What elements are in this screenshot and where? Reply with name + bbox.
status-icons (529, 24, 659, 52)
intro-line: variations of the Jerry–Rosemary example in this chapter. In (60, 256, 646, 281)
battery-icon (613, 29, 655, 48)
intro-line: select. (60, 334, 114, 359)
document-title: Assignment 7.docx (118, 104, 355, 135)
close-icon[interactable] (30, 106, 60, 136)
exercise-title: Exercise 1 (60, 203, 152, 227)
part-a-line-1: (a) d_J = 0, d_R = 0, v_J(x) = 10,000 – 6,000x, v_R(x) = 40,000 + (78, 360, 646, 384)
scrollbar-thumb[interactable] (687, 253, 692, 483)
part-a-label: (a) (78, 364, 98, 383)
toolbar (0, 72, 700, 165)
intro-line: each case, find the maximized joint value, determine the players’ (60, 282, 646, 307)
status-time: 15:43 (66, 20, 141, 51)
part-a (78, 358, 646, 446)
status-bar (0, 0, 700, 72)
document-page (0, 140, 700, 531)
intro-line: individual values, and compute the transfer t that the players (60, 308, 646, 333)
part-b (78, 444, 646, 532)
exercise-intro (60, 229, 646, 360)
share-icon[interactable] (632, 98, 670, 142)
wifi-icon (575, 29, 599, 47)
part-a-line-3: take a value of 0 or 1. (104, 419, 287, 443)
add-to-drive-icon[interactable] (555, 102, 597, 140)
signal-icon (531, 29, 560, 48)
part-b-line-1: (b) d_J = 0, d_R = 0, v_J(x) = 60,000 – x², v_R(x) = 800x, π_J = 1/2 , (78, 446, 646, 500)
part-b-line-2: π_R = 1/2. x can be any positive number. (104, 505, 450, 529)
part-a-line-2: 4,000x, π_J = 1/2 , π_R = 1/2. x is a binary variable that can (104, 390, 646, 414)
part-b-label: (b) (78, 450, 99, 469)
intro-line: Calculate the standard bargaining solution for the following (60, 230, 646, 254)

---

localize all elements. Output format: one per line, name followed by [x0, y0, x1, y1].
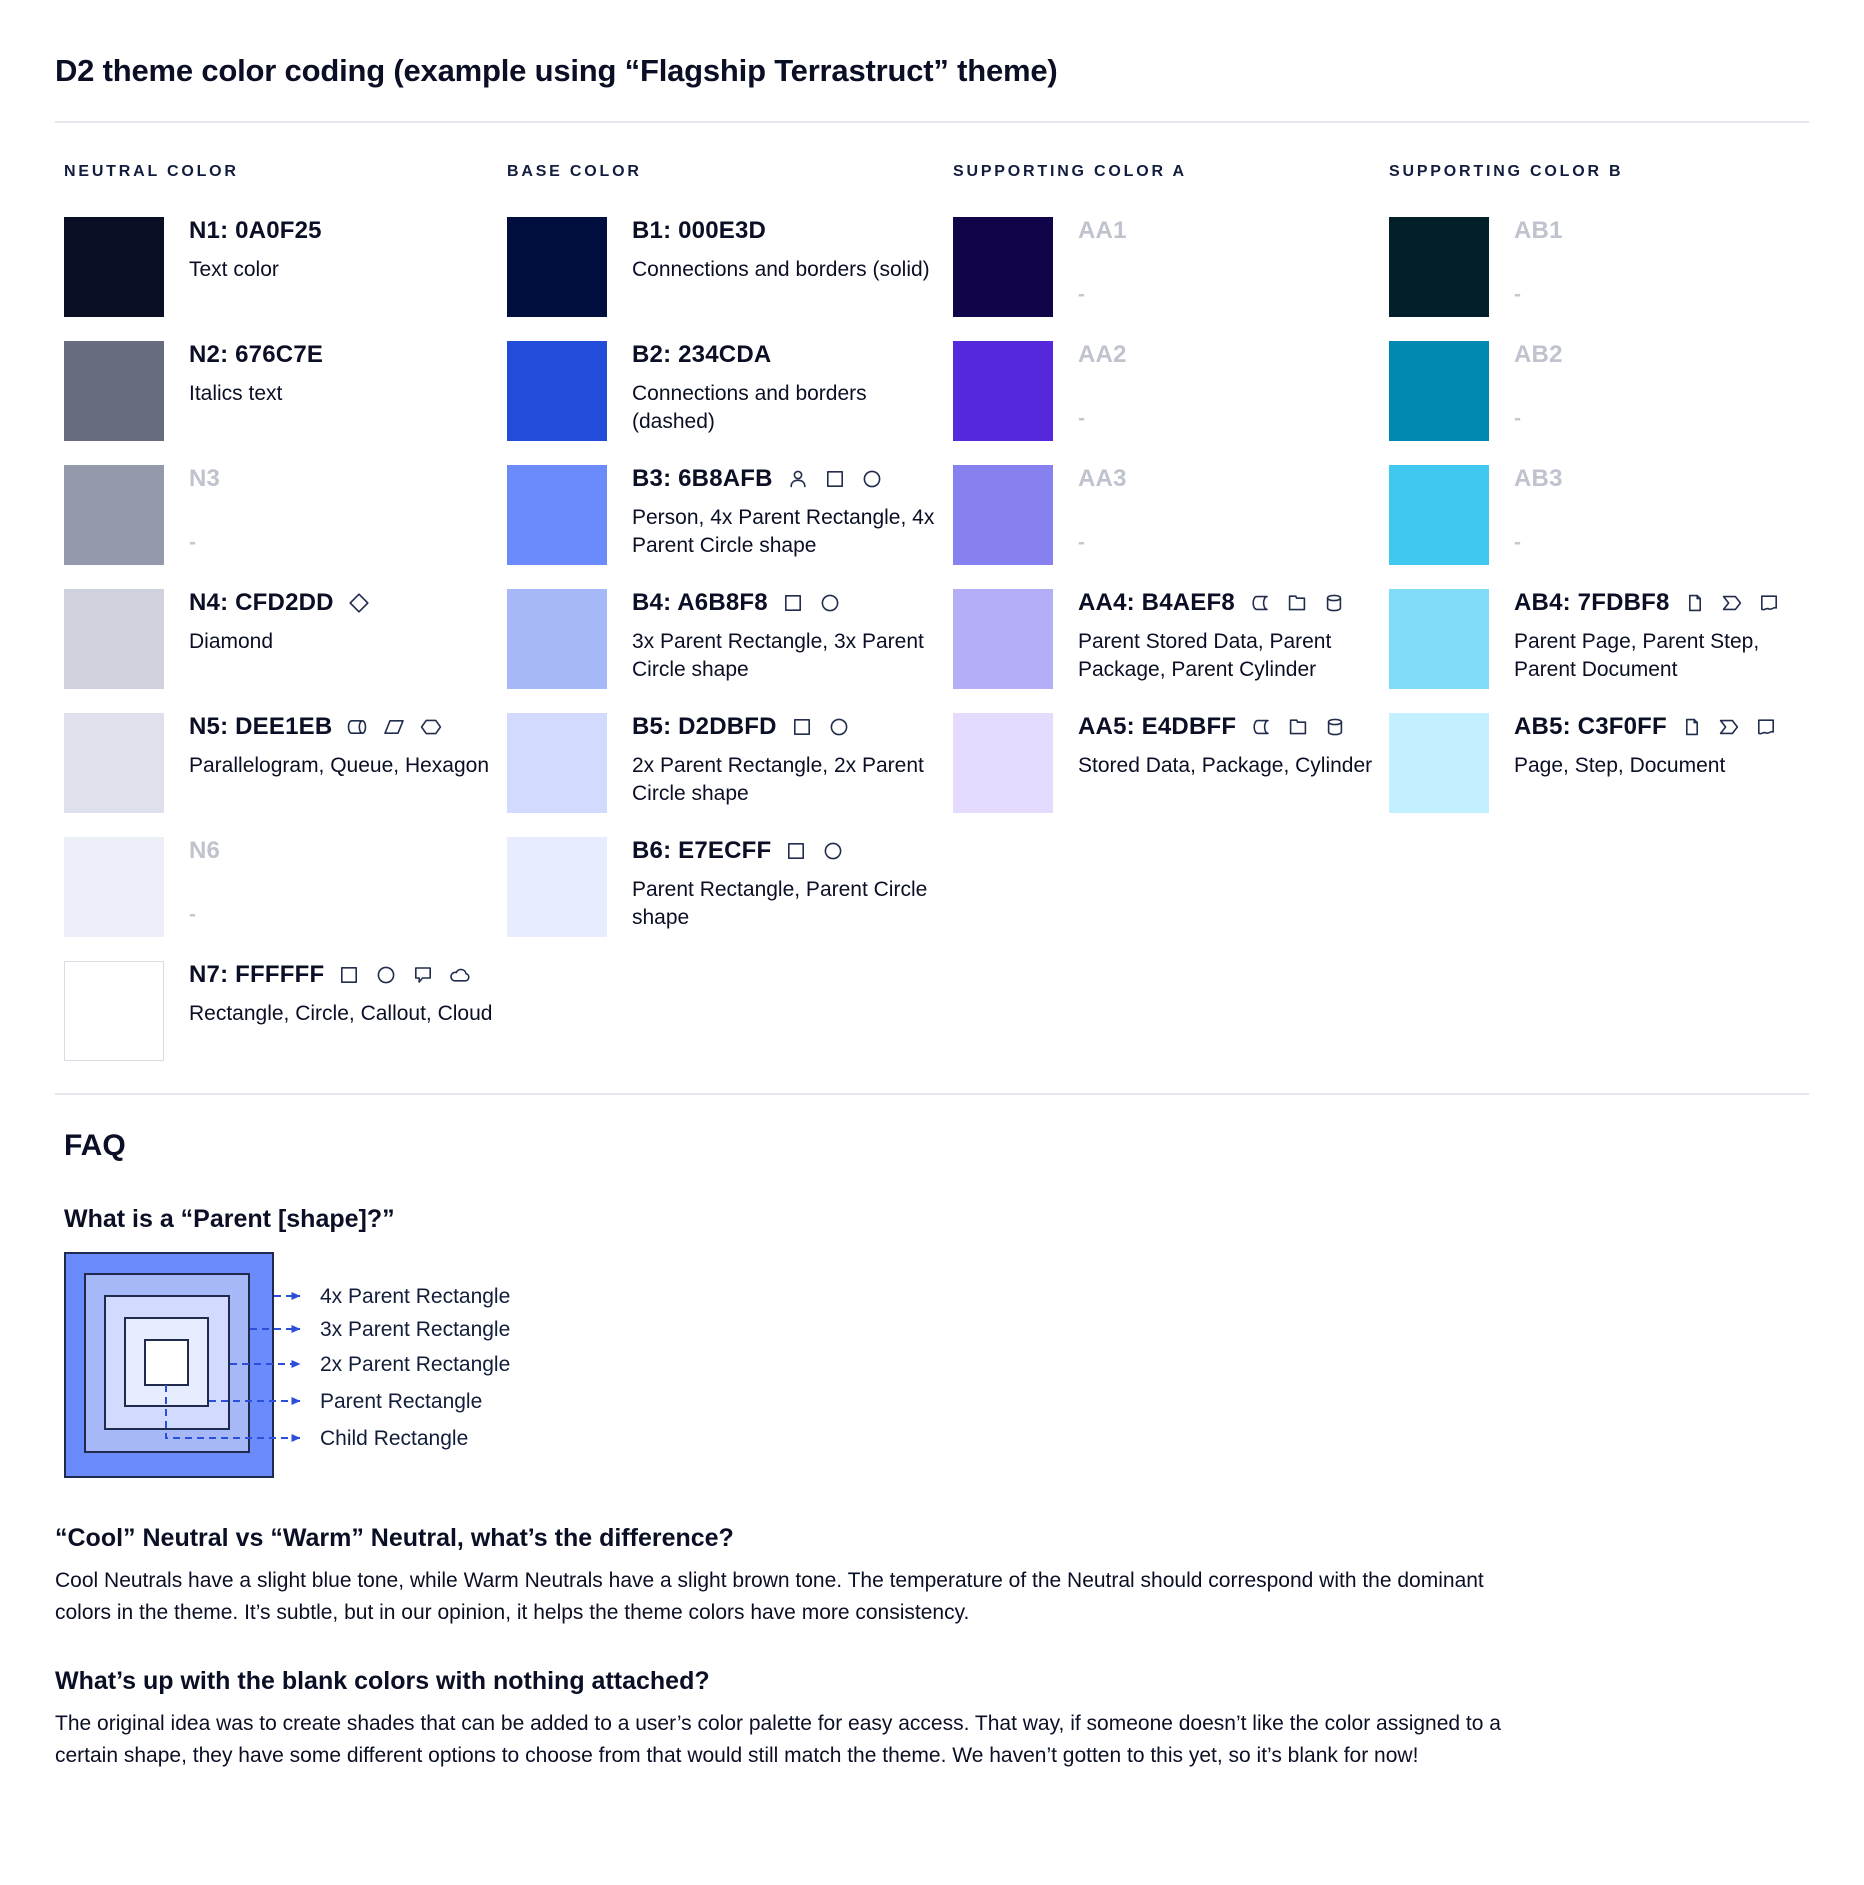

...

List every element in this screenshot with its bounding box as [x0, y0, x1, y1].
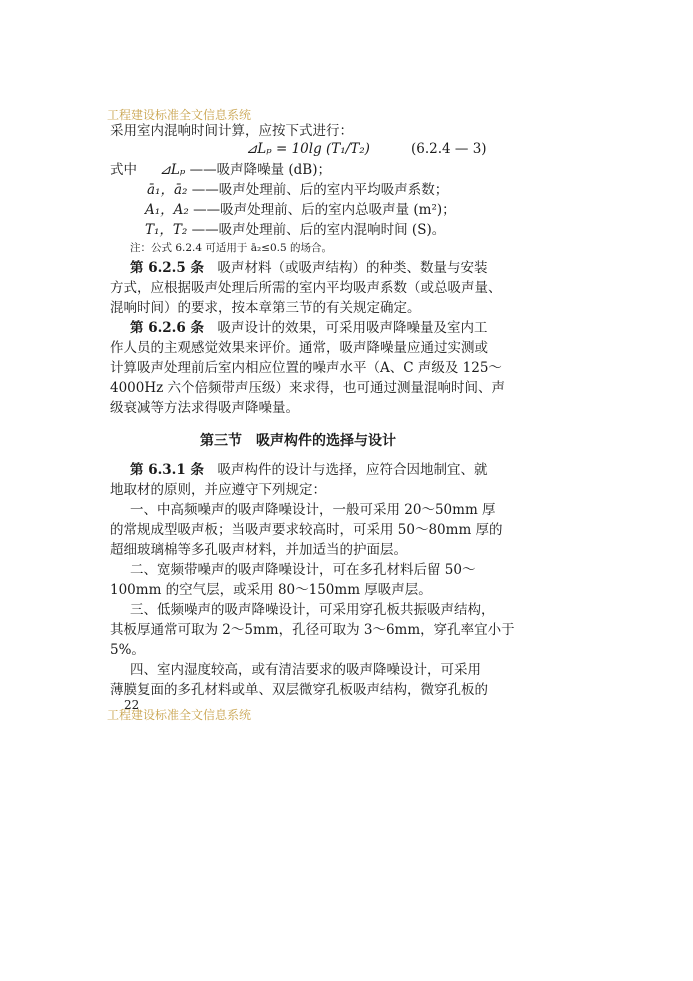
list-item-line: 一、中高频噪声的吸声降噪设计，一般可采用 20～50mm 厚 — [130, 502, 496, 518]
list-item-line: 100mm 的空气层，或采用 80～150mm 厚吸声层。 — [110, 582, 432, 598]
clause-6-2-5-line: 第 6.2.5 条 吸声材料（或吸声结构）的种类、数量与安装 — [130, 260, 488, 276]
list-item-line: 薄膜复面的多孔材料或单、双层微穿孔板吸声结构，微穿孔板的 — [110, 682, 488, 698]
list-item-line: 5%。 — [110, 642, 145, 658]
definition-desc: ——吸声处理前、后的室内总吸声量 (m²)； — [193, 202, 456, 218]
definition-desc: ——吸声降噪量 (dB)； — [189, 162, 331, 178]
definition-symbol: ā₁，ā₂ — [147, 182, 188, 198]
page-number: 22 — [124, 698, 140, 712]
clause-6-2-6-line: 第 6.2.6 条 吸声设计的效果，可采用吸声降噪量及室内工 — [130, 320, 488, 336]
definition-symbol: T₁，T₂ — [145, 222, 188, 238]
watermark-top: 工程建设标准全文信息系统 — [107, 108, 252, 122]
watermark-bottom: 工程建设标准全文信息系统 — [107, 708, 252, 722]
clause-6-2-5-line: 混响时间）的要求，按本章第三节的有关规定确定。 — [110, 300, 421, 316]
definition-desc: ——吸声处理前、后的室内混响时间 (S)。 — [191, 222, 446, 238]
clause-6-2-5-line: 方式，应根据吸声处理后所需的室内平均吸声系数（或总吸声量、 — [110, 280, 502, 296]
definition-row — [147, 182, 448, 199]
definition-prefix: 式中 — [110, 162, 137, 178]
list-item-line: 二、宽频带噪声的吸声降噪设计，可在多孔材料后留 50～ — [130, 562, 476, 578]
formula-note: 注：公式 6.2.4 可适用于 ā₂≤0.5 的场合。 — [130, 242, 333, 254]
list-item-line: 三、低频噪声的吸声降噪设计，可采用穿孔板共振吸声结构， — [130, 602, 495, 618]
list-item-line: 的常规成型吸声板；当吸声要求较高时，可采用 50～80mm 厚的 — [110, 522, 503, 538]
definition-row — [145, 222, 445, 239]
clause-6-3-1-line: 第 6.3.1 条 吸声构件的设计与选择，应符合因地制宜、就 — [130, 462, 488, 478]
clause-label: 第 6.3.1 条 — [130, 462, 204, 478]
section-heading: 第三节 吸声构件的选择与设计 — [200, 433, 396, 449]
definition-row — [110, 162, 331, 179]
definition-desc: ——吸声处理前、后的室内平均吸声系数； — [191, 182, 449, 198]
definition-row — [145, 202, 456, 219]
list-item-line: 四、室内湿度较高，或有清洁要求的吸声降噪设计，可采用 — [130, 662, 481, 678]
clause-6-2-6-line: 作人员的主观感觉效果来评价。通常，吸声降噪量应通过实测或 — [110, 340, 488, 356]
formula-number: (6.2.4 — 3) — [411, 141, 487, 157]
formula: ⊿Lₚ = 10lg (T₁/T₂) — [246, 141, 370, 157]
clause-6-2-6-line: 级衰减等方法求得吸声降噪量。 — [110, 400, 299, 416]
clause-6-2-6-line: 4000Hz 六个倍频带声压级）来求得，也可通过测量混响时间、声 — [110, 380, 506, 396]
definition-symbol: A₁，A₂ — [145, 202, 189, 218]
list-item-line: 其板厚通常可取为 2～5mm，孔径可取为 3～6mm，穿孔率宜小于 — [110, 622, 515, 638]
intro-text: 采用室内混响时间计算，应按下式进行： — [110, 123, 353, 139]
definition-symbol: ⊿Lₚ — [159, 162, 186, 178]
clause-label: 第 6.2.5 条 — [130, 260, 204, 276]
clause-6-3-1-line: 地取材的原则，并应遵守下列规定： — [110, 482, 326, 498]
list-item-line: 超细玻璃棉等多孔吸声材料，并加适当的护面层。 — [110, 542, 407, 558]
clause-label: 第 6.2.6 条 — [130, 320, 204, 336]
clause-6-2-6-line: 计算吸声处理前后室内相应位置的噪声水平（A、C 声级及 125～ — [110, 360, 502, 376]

▸ **TASK STATEMENT**
Please convert the data from the line with "What elements are" to the line with "intro-line: Calculate the", both included, into a Markdown table with the columns Row and Line. Number each row and leave out blank lines.

▸ **RESULT OF THIS EXERCISE**
| Row | Line |
|---|---|
| 1 | What elements are in this screenshot and where? Reply with name + bbox. |
| 2 | status-icons (529, 24, 659, 52) |
| 3 | intro-line: variations of the Jerry–Rosemary example in this chapter. In (60, 256, 646, 281) |
| 4 | battery-icon (613, 29, 655, 48) |
| 5 | intro-line: select. (60, 334, 114, 359) |
| 6 | document-title: Assignment 7.docx (118, 104, 355, 135) |
| 7 | close-icon[interactable] (30, 106, 60, 136) |
| 8 | exercise-title: Exercise 1 (60, 203, 152, 227) |
| 9 | part-a-line-1: (a) d_J = 0, d_R = 0, v_J(x) = 10,000 – 6,000x, v_R(x) = 40,000 + (78, 360, 646, 384) |
| 10 | scrollbar-thumb[interactable] (687, 253, 692, 483) |
| 11 | part-a-label: (a) (78, 364, 98, 383) |
| 12 | toolbar (0, 72, 700, 165) |
| 13 | intro-line: each case, find the maximized joint value, determine the players’ (60, 282, 646, 307) |
| 14 | status-time: 15:43 (66, 20, 141, 51) |
| 15 | part-a (78, 358, 646, 446) |
| 16 | status-bar (0, 0, 700, 72) |
| 17 | document-page (0, 140, 700, 531) |
| 18 | intro-line: individual values, and compute the transfer t that the players (60, 308, 646, 333) |
| 19 | part-b (78, 444, 646, 532) |
| 20 | exercise-intro (60, 229, 646, 360) |
| 21 | share-icon[interactable] (632, 98, 670, 142) |
| 22 | wifi-icon (575, 29, 599, 47) |
| 23 | part-a-line-3: take a value of 0 or 1. (104, 419, 287, 443) |
| 24 | add-to-drive-icon[interactable] (555, 102, 597, 140) |
| 25 | signal-icon (531, 29, 560, 48) |
| 26 | part-b-line-1: (b) d_J = 0, d_R = 0, v_J(x) = 60,000 – x², v_R(x) = 800x, π_J = 1/2 , (78, 446, 646, 500) |
| 27 | part-b-line-2: π_R = 1/2. x can be any positive number. (104, 505, 450, 529) |
| 28 | part-a-line-2: 4,000x, π_J = 1/2 , π_R = 1/2. x is a binary variable that can (104, 390, 646, 414) |
| 29 | part-b-label: (b) (78, 450, 99, 469) |
| 30 | intro-line: Calculate the standard bargaining solution for the following (60, 230, 646, 254) |